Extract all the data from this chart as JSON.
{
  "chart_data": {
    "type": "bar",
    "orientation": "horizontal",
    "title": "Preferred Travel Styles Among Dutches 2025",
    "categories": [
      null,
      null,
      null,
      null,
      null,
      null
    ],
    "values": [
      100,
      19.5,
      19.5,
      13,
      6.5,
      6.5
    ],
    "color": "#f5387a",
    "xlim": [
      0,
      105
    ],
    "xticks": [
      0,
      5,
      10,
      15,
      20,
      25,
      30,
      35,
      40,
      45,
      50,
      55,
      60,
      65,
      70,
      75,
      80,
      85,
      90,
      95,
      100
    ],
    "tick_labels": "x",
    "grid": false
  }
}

Exercise task ▸ Write out the entries in full, exactly as given.

Full solution ▸
Extract all the data from this chart as JSON.
{
  "chart_data": {
    "type": "bar",
    "orientation": "horizontal",
    "title": "Preferred Travel Styles Among Dutches 2025",
    "categories": [
      null,
      null,
      null,
      null,
      null,
      null
    ],
    "values": [
      100,
      19.5,
      19.5,
      13,
      6.5,
      6.5
    ],
    "color": "#f5387a",
    "xlim": [
      0,
      105
    ],
    "xticks": [
      0,
      5,
      10,
      15,
      20,
      25,
      30,
      35,
      40,
      45,
      50,
      55,
      60,
      65,
      70,
      75,
      80,
      85,
      90,
      95,
      100
    ],
    "tick_labels": "x",
    "grid": false
  }
}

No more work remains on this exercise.